DO THIS — Please output every line of the material as it stands, without the pictures.

────────

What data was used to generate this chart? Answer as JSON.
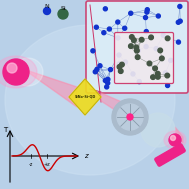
{
  "bg_color": "#b8d0e8",
  "sample_label": "SiNx-Si-QD",
  "N_atom_color": "#1133cc",
  "Si_atom_color": "#336644",
  "bond_color_N": "#3355bb",
  "bond_color_Si": "#445544",
  "inset_bg": "#eeeef8",
  "mol_box_bg": "#ddeef8",
  "mol_box_edge": "#cc3366",
  "inset_edge": "#cc3366",
  "zscan_color": "#cc0000",
  "beam_color": "#ff88aa",
  "sphere_color": "#ee2288",
  "sphere_glow": "#ff99cc",
  "sample_color": "#eedc20",
  "disk_color": "#aabbcc",
  "lens_color": "#bbccdd",
  "rod_color": "#ee2288",
  "N_label": "N",
  "Si_label": "Si"
}
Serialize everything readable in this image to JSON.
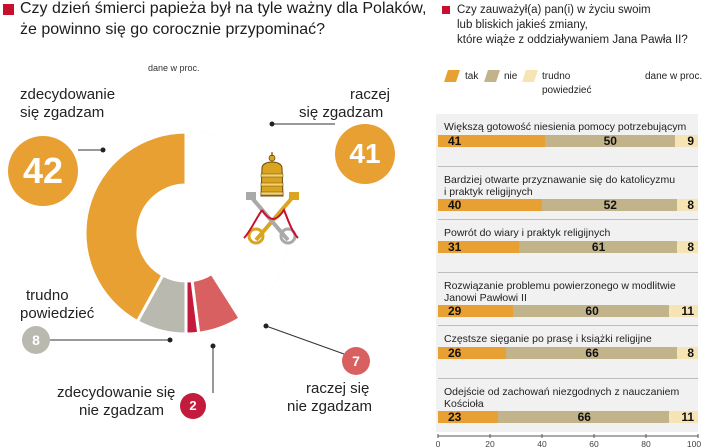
{
  "colors": {
    "tak": "#e8a033",
    "nie": "#c1b48a",
    "trudno": "#f7e4b5",
    "accent_red": "#c8102e",
    "gray": "#bab9b0",
    "pink": "#d96060",
    "dark_red": "#c21b3b"
  },
  "left": {
    "title_line1": "Czy dzień śmierci papieża był na tyle ważny dla Polaków,",
    "title_line2": "że powinno się go corocznie przypominać?",
    "unit_note": "dane w proc.",
    "emblem_icon": "vatican-keys-emblem"
  },
  "right": {
    "title_line1": "Czy zauważył(a) pan(i) w życiu swoim",
    "title_line2": "lub bliskich jakieś zmiany,",
    "title_line3": "które wiąże z oddziaływaniem Jana Pawła II?",
    "unit_note": "dane w proc.",
    "legend": {
      "tak": "tak",
      "nie": "nie",
      "trudno_line1": "trudno",
      "trudno_line2": "powiedzieć"
    }
  },
  "chart_data": [
    {
      "type": "pie",
      "slices": [
        {
          "label": "zdecydowanie się zgadzam",
          "value": 42,
          "color": "#e8a033"
        },
        {
          "label": "raczej się zgadzam",
          "value": 41,
          "color": "#ffffff"
        },
        {
          "label": "raczej się nie zgadzam",
          "value": 7,
          "color": "#d96060"
        },
        {
          "label": "zdecydowanie się nie zgadzam",
          "value": 2,
          "color": "#c21b3b"
        },
        {
          "label": "trudno powiedzieć",
          "value": 8,
          "color": "#bab9b0"
        }
      ],
      "labels": {
        "zz_line1": "zdecydowanie",
        "zz_line2": "się zgadzam",
        "rz_line1": "raczej",
        "rz_line2": "się zgadzam",
        "tp_line1": "trudno",
        "tp_line2": "powiedzieć",
        "znz_line1": "zdecydowanie się",
        "znz_line2": "nie zgadzam",
        "rnz_line1": "raczej się",
        "rnz_line2": "nie zgadzam"
      },
      "value_labels": {
        "zz": "42",
        "rz": "41",
        "tp": "8",
        "znz": "2",
        "rnz": "7"
      }
    },
    {
      "type": "bar",
      "stacked": true,
      "orientation": "horizontal",
      "categories": [
        "Większą gotowość niesienia pomocy potrzebującym",
        "Bardziej otwarte przyznawanie się do katolicyzmu i praktyk religijnych",
        "Powrót do wiary i praktyk religijnych",
        "Rozwiązanie problemu powierzonego w modlitwie Janowi Pawłowi II",
        "Częstsze sięganie po prasę i książki religijne",
        "Odejście od zachowań niezgodnych z nauczaniem Kościoła"
      ],
      "category_lines": [
        [
          "Większą gotowość niesienia pomocy potrzebującym"
        ],
        [
          "Bardziej otwarte przyznawanie się do katolicyzmu",
          "i praktyk religijnych"
        ],
        [
          "Powrót do wiary i praktyk religijnych"
        ],
        [
          "Rozwiązanie problemu powierzonego w modlitwie",
          "Janowi Pawłowi II"
        ],
        [
          "Częstsze sięganie po prasę  i książki religijne"
        ],
        [
          "Odejście od zachowań niezgodnych z nauczaniem",
          "Kościoła"
        ]
      ],
      "series": [
        {
          "name": "tak",
          "values": [
            41,
            40,
            31,
            29,
            26,
            23
          ]
        },
        {
          "name": "nie",
          "values": [
            50,
            52,
            61,
            60,
            66,
            66
          ]
        },
        {
          "name": "trudno powiedzieć",
          "values": [
            9,
            8,
            8,
            11,
            8,
            11
          ]
        }
      ],
      "xlim": [
        0,
        100
      ],
      "xticks": [
        "0",
        "20",
        "40",
        "60",
        "80",
        "100"
      ]
    }
  ]
}
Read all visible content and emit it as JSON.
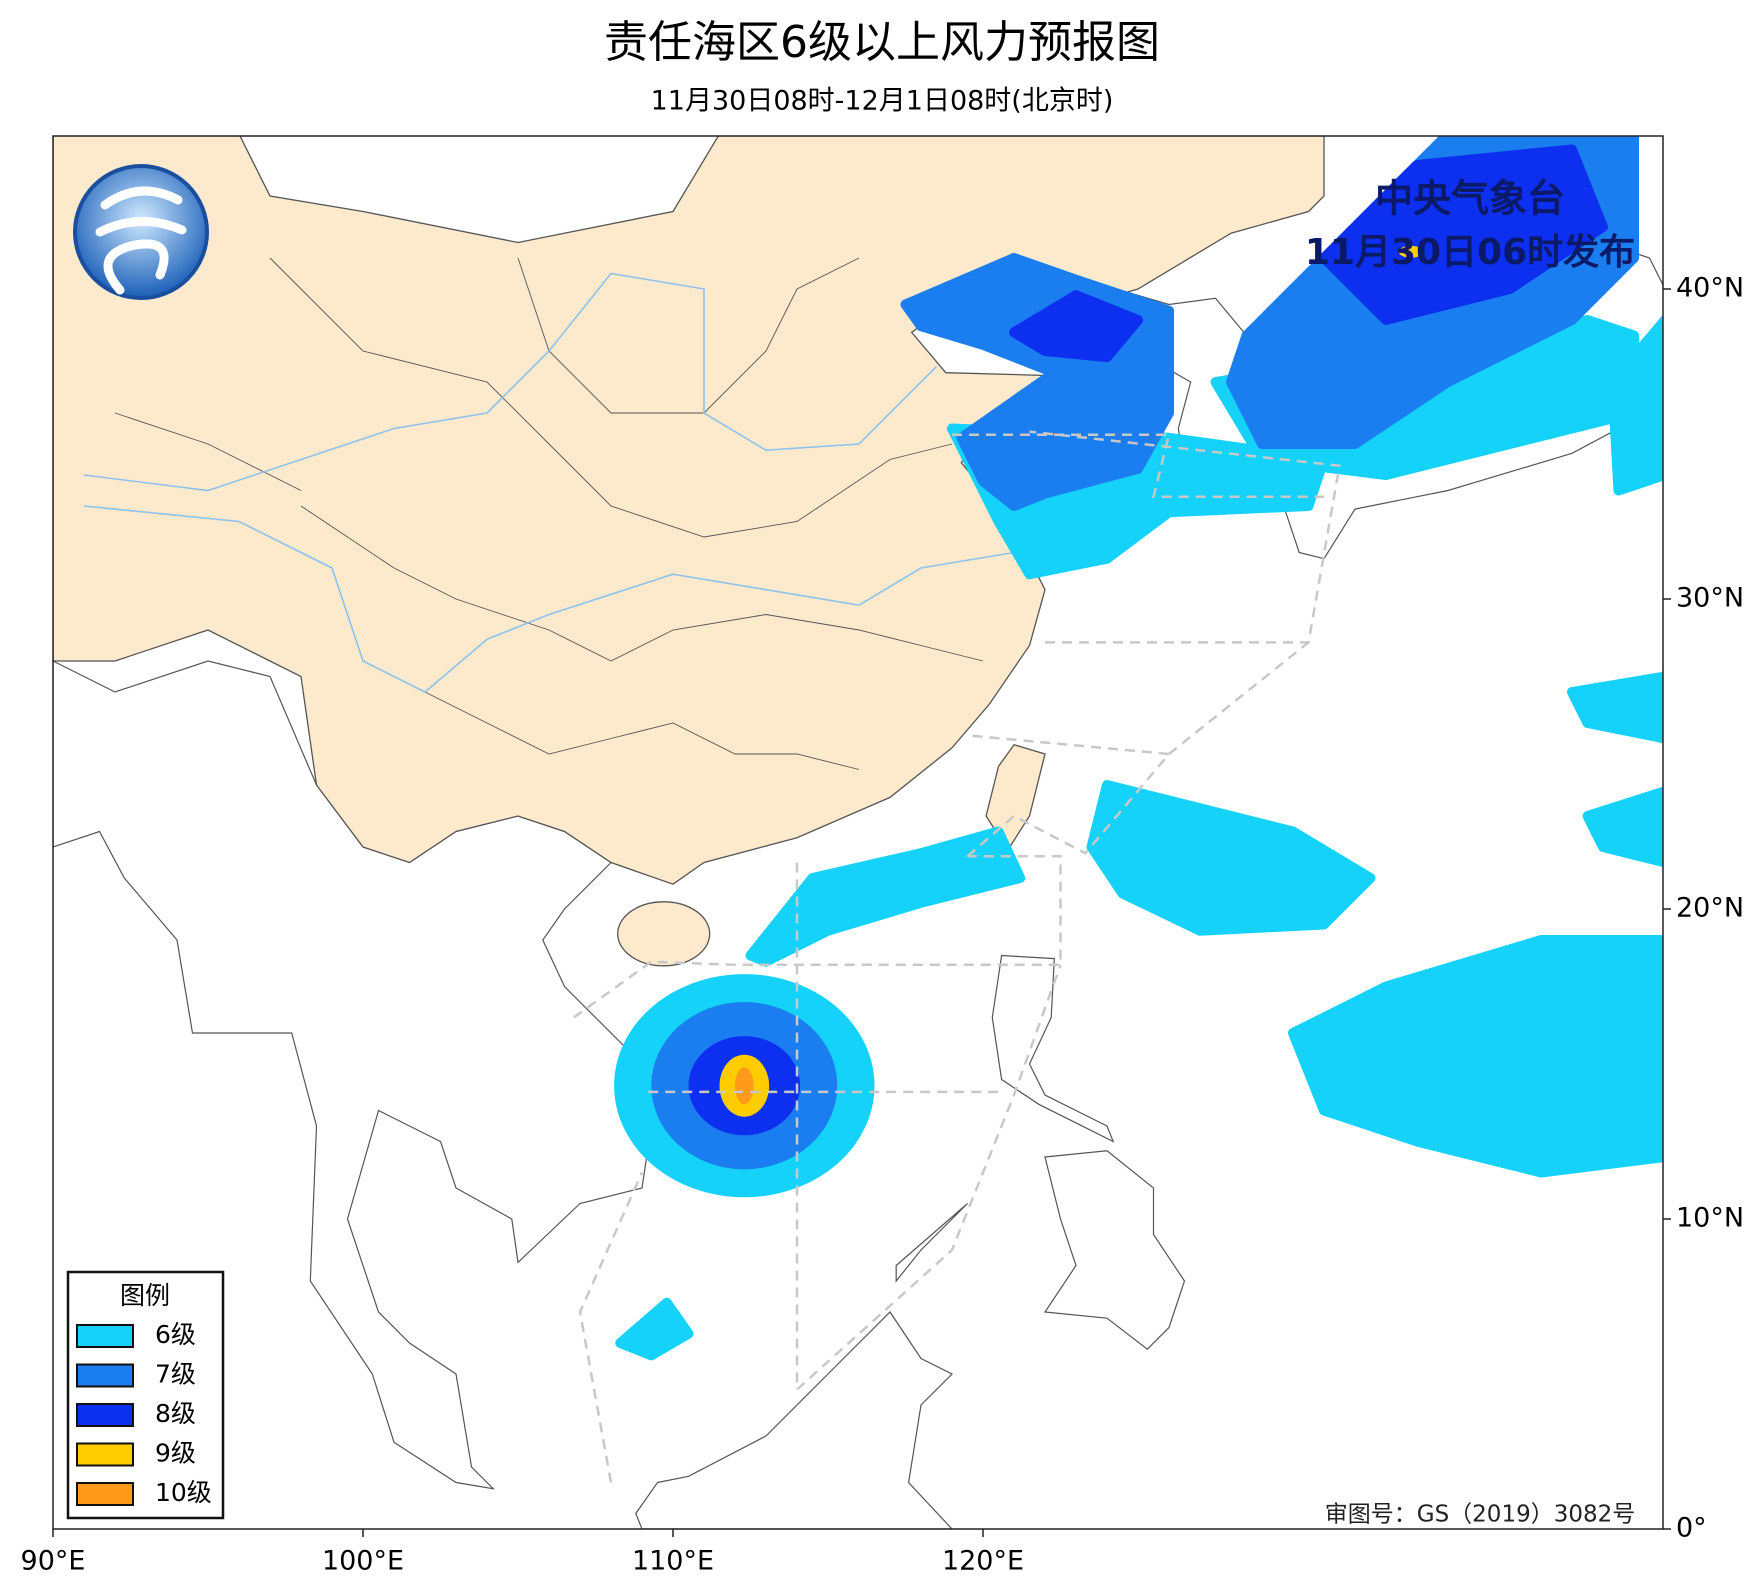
{
  "header": {
    "title": "责任海区6级以上风力预报图",
    "subtitle": "11月30日08时-12月1日08时(北京时)"
  },
  "issuer": {
    "name": "中央气象台",
    "time": "11月30日06时发布"
  },
  "map": {
    "lon_ticks": [
      "90°E",
      "100°E",
      "110°E",
      "120°E"
    ],
    "lat_ticks": [
      "40°N",
      "30°N",
      "20°N",
      "10°N",
      "0°"
    ],
    "china_color": "#fde9cc",
    "land_color": "#ffffff",
    "border_color": "#555555",
    "river_color": "#8ec3ee",
    "zone_line_color": "#c8c8c8"
  },
  "legend": {
    "title": "图例",
    "items": [
      {
        "label": "6级",
        "color": "#14d2fa"
      },
      {
        "label": "7级",
        "color": "#1a7ef0"
      },
      {
        "label": "8级",
        "color": "#0c2ff0"
      },
      {
        "label": "9级",
        "color": "#ffcc00"
      },
      {
        "label": "10级",
        "color": "#ff9a1a"
      }
    ]
  },
  "footer": {
    "approval": "审图号：GS（2019）3082号"
  }
}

────────

SOLUTION TO THE PROBLEM —
What data was used to generate this chart? Answer as JSON.
{
  "bg_color": "#b8d0e8",
  "sample_label": "SiNx-Si-QD",
  "N_atom_color": "#1133cc",
  "Si_atom_color": "#336644",
  "bond_color_N": "#3355bb",
  "bond_color_Si": "#445544",
  "inset_bg": "#eeeef8",
  "mol_box_bg": "#ddeef8",
  "mol_box_edge": "#cc3366",
  "inset_edge": "#cc3366",
  "zscan_color": "#cc0000",
  "beam_color": "#ff88aa",
  "sphere_color": "#ee2288",
  "sphere_glow": "#ff99cc",
  "sample_color": "#eedc20",
  "disk_color": "#aabbcc",
  "lens_color": "#bbccdd",
  "rod_color": "#ee2288",
  "N_label": "N",
  "Si_label": "Si"
}
Serialize everything readable in this image to JSON.
{
  "colors": {
    "tak": "#e8a033",
    "nie": "#c1b48a",
    "trudno": "#f7e4b5",
    "accent_red": "#c8102e",
    "gray": "#bab9b0",
    "pink": "#d96060",
    "dark_red": "#c21b3b"
  },
  "left": {
    "title_line1": "Czy dzień śmierci papieża był na tyle ważny dla Polaków,",
    "title_line2": "że powinno się go corocznie przypominać?",
    "unit_note": "dane w proc.",
    "emblem_icon": "vatican-keys-emblem"
  },
  "right": {
    "title_line1": "Czy zauważył(a) pan(i) w życiu swoim",
    "title_line2": "lub bliskich jakieś zmiany,",
    "title_line3": "które wiąże z oddziaływaniem Jana Pawła II?",
    "unit_note": "dane w proc.",
    "legend": {
      "tak": "tak",
      "nie": "nie",
      "trudno_line1": "trudno",
      "trudno_line2": "powiedzieć"
    }
  },
  "chart_data": [
    {
      "type": "pie",
      "slices": [
        {
          "label": "zdecydowanie się zgadzam",
          "value": 42,
          "color": "#e8a033"
        },
        {
          "label": "raczej się zgadzam",
          "value": 41,
          "color": "#ffffff"
        },
        {
          "label": "raczej się nie zgadzam",
          "value": 7,
          "color": "#d96060"
        },
        {
          "label": "zdecydowanie się nie zgadzam",
          "value": 2,
          "color": "#c21b3b"
        },
        {
          "label": "trudno powiedzieć",
          "value": 8,
          "color": "#bab9b0"
        }
      ],
      "labels": {
        "zz_line1": "zdecydowanie",
        "zz_line2": "się zgadzam",
        "rz_line1": "raczej",
        "rz_line2": "się zgadzam",
        "tp_line1": "trudno",
        "tp_line2": "powiedzieć",
        "znz_line1": "zdecydowanie się",
        "znz_line2": "nie zgadzam",
        "rnz_line1": "raczej się",
        "rnz_line2": "nie zgadzam"
      },
      "value_labels": {
        "zz": "42",
        "rz": "41",
        "tp": "8",
        "znz": "2",
        "rnz": "7"
      }
    },
    {
      "type": "bar",
      "stacked": true,
      "orientation": "horizontal",
      "categories": [
        "Większą gotowość niesienia pomocy potrzebującym",
        "Bardziej otwarte przyznawanie się do katolicyzmu i praktyk religijnych",
        "Powrót do wiary i praktyk religijnych",
        "Rozwiązanie problemu powierzonego w modlitwie Janowi Pawłowi II",
        "Częstsze sięganie po prasę i książki religijne",
        "Odejście od zachowań niezgodnych z nauczaniem Kościoła"
      ],
      "category_lines": [
        [
          "Większą gotowość niesienia pomocy potrzebującym"
        ],
        [
          "Bardziej otwarte przyznawanie się do katolicyzmu",
          "i praktyk religijnych"
        ],
        [
          "Powrót do wiary i praktyk religijnych"
        ],
        [
          "Rozwiązanie problemu powierzonego w modlitwie",
          "Janowi Pawłowi II"
        ],
        [
          "Częstsze sięganie po prasę  i książki religijne"
        ],
        [
          "Odejście od zachowań niezgodnych z nauczaniem",
          "Kościoła"
        ]
      ],
      "series": [
        {
          "name": "tak",
          "values": [
            41,
            40,
            31,
            29,
            26,
            23
          ]
        },
        {
          "name": "nie",
          "values": [
            50,
            52,
            61,
            60,
            66,
            66
          ]
        },
        {
          "name": "trudno powiedzieć",
          "values": [
            9,
            8,
            8,
            11,
            8,
            11
          ]
        }
      ],
      "xlim": [
        0,
        100
      ],
      "xticks": [
        "0",
        "20",
        "40",
        "60",
        "80",
        "100"
      ]
    }
  ]
}
Read all visible content and emit it as JSON.
{
  "header": {
    "title": "责任海区6级以上风力预报图",
    "subtitle": "11月30日08时-12月1日08时(北京时)"
  },
  "issuer": {
    "name": "中央气象台",
    "time": "11月30日06时发布"
  },
  "map": {
    "lon_ticks": [
      "90°E",
      "100°E",
      "110°E",
      "120°E"
    ],
    "lat_ticks": [
      "40°N",
      "30°N",
      "20°N",
      "10°N",
      "0°"
    ],
    "china_color": "#fde9cc",
    "land_color": "#ffffff",
    "border_color": "#555555",
    "river_color": "#8ec3ee",
    "zone_line_color": "#c8c8c8"
  },
  "legend": {
    "title": "图例",
    "items": [
      {
        "label": "6级",
        "color": "#14d2fa"
      },
      {
        "label": "7级",
        "color": "#1a7ef0"
      },
      {
        "label": "8级",
        "color": "#0c2ff0"
      },
      {
        "label": "9级",
        "color": "#ffcc00"
      },
      {
        "label": "10级",
        "color": "#ff9a1a"
      }
    ]
  },
  "footer": {
    "approval": "审图号：GS（2019）3082号"
  }
}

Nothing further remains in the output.